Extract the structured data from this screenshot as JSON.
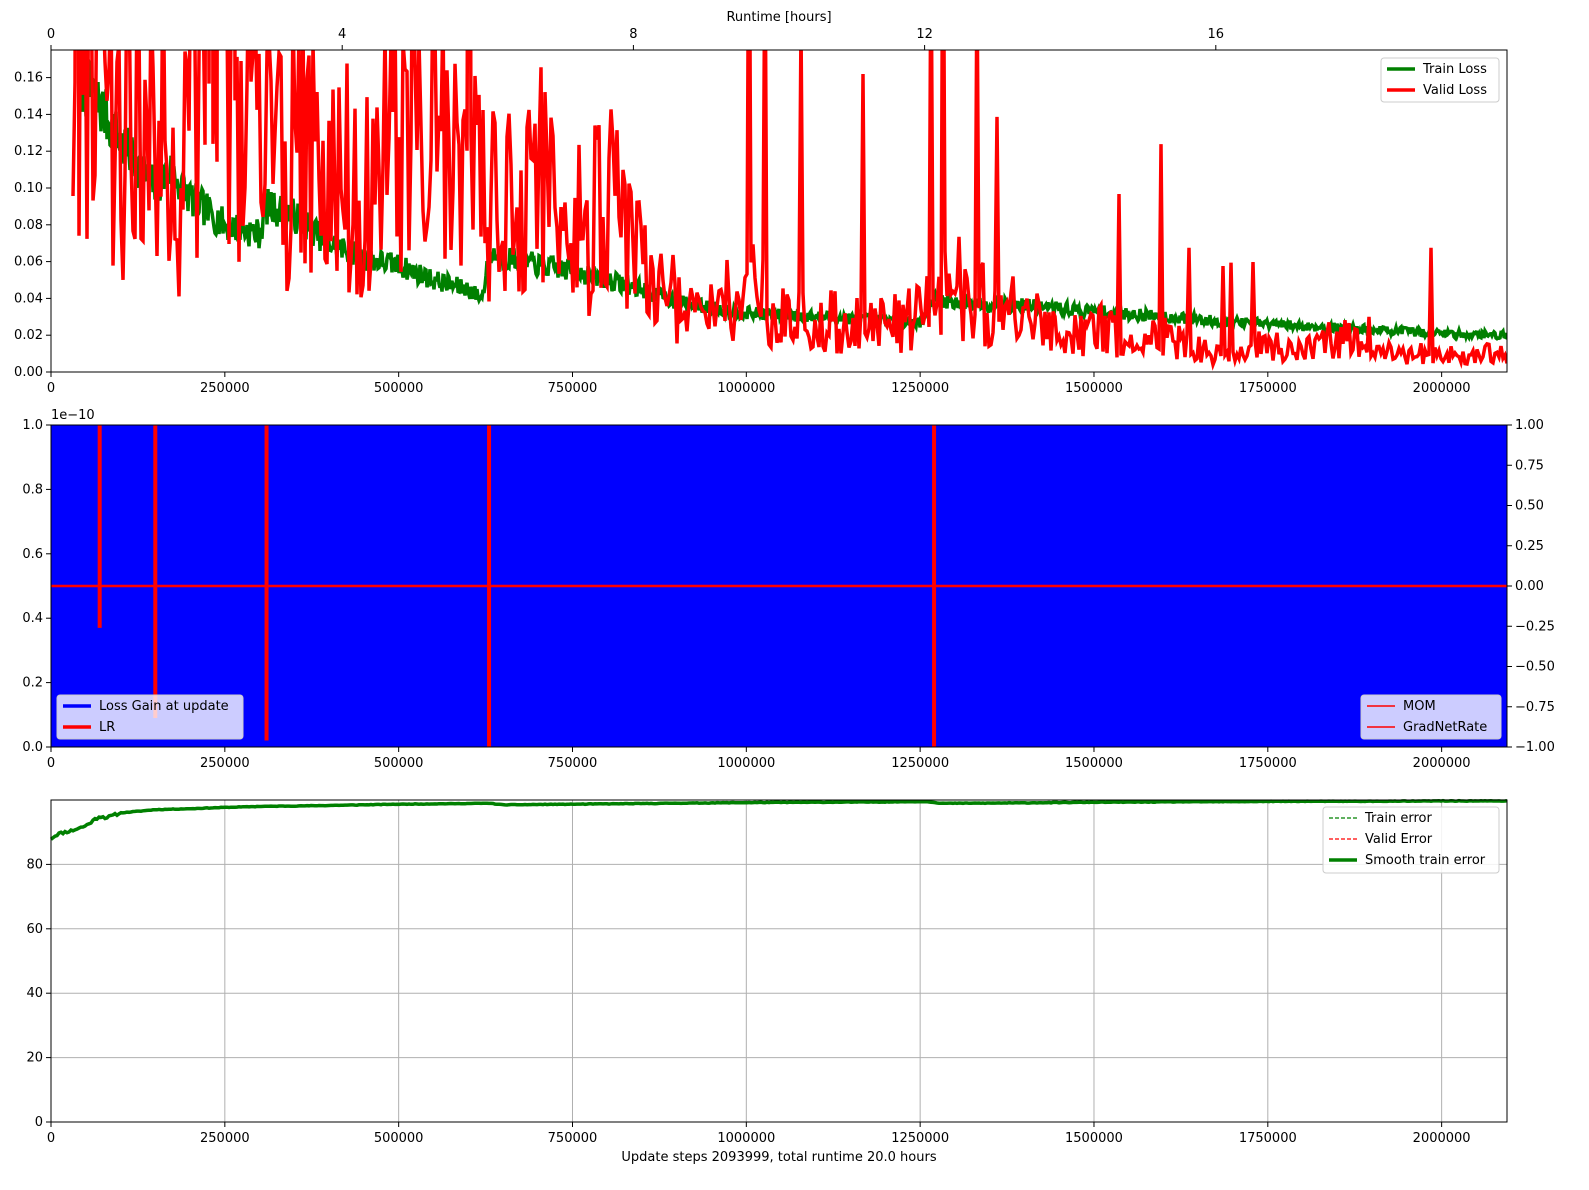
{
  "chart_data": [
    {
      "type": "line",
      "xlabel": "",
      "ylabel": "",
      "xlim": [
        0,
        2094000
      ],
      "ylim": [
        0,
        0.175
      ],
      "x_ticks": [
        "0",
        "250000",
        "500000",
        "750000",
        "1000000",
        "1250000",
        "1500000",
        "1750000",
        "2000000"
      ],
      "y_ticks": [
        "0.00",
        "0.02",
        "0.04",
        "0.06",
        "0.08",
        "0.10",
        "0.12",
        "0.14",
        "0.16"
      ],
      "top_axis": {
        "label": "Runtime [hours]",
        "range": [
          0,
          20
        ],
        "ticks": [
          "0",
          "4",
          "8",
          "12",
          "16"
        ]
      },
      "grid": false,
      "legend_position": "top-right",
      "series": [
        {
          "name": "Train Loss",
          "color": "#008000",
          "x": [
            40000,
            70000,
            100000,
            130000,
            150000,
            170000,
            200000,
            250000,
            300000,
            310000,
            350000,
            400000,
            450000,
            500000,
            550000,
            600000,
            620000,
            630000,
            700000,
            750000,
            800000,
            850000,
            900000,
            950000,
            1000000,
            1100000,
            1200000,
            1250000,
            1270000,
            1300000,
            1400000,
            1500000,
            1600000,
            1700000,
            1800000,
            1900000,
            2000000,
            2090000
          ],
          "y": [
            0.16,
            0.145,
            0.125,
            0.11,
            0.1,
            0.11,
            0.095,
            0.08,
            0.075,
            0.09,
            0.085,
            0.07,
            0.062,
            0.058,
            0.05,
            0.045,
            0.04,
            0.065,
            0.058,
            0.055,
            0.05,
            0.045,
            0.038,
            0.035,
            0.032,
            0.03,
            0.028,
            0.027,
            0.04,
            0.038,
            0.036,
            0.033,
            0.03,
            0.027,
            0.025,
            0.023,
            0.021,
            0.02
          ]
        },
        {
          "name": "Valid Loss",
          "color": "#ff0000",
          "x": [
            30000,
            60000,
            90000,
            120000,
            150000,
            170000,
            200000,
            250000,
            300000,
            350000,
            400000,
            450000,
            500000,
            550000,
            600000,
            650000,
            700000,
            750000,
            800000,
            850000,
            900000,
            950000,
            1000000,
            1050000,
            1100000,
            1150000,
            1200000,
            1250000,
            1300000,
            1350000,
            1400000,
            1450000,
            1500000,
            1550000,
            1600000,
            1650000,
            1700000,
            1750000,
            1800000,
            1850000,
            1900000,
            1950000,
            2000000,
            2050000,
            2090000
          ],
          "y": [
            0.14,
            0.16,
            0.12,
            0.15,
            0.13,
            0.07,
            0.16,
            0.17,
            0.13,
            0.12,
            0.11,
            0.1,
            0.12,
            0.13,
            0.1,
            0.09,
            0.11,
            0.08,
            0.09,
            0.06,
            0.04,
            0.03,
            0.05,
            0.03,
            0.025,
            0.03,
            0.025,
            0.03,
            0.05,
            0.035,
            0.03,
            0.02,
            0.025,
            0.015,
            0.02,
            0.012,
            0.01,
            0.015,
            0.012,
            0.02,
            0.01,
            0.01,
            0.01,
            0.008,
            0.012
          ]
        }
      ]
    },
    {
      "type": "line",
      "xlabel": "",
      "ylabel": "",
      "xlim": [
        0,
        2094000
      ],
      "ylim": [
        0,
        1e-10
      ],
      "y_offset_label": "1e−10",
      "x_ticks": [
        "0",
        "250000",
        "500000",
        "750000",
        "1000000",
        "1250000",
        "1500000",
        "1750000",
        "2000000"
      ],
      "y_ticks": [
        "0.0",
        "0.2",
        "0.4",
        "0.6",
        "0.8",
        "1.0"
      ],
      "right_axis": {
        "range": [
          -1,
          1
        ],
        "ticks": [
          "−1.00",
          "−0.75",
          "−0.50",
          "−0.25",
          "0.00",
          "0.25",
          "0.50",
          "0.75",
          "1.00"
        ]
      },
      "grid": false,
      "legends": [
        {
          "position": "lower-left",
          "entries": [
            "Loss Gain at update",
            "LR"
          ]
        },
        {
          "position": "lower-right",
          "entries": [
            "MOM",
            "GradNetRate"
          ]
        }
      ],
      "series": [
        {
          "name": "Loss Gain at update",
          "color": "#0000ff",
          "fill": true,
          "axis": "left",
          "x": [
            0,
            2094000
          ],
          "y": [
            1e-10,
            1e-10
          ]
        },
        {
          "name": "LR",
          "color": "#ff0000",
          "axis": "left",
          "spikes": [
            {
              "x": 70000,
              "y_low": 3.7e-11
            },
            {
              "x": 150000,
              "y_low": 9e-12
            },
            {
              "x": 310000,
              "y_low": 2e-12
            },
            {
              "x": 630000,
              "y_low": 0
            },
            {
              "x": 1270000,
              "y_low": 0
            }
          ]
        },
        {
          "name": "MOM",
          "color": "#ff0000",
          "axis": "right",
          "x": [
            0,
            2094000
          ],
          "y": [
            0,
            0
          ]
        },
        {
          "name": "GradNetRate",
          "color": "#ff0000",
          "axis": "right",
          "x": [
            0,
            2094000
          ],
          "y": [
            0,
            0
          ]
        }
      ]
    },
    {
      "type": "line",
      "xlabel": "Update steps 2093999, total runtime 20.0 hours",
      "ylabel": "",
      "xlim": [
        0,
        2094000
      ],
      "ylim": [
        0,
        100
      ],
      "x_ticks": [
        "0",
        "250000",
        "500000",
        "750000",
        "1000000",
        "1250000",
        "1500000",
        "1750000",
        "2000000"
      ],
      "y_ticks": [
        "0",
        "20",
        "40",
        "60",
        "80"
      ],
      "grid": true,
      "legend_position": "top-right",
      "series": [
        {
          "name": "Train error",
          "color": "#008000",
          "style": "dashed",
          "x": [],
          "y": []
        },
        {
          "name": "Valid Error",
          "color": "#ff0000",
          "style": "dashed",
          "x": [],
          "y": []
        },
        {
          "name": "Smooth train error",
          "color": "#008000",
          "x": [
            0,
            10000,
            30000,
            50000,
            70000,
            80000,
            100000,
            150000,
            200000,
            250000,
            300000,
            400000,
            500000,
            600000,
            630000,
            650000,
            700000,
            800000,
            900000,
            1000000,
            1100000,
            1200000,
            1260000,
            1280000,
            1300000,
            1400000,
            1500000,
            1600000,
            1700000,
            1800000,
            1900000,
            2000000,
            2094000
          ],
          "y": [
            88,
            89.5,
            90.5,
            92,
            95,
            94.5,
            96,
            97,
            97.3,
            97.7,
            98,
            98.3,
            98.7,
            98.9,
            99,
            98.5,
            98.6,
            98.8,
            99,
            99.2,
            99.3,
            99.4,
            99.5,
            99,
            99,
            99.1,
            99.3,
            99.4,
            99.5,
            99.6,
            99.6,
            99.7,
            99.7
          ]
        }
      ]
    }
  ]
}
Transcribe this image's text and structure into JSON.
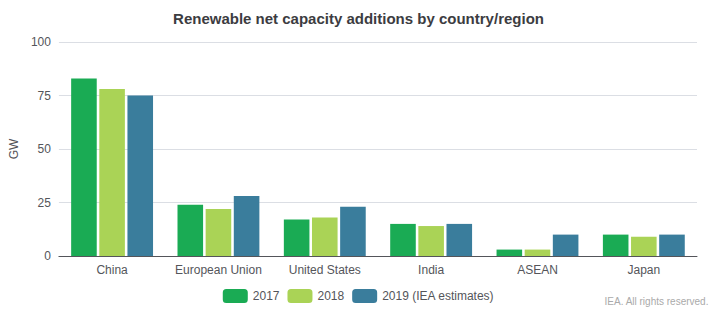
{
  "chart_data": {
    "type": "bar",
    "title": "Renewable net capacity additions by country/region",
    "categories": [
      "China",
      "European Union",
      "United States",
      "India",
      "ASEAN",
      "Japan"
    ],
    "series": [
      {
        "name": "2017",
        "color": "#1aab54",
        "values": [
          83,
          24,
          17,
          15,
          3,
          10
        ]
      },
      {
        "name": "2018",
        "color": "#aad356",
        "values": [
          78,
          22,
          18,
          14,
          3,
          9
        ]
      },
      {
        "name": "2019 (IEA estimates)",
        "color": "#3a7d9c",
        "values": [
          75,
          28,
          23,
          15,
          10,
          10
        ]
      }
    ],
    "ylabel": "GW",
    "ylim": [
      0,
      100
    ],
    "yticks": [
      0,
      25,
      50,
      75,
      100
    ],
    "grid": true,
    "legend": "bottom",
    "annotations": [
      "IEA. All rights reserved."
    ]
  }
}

## What the task requires:
From the entries above, return each line with the word "name" in it.

## Answer to this problem:
          "name": "Train Loss",
          "name": "Valid Loss",
          "name": "Loss Gain at update",
          "name": "LR",
          "name": "MOM",
          "name": "GradNetRate",
          "name": "Train error",
          "name": "Valid Error",
          "name": "Smooth train error",
        "name": "2017",
        "name": "2018",
        "name": "2019 (IEA estimates)",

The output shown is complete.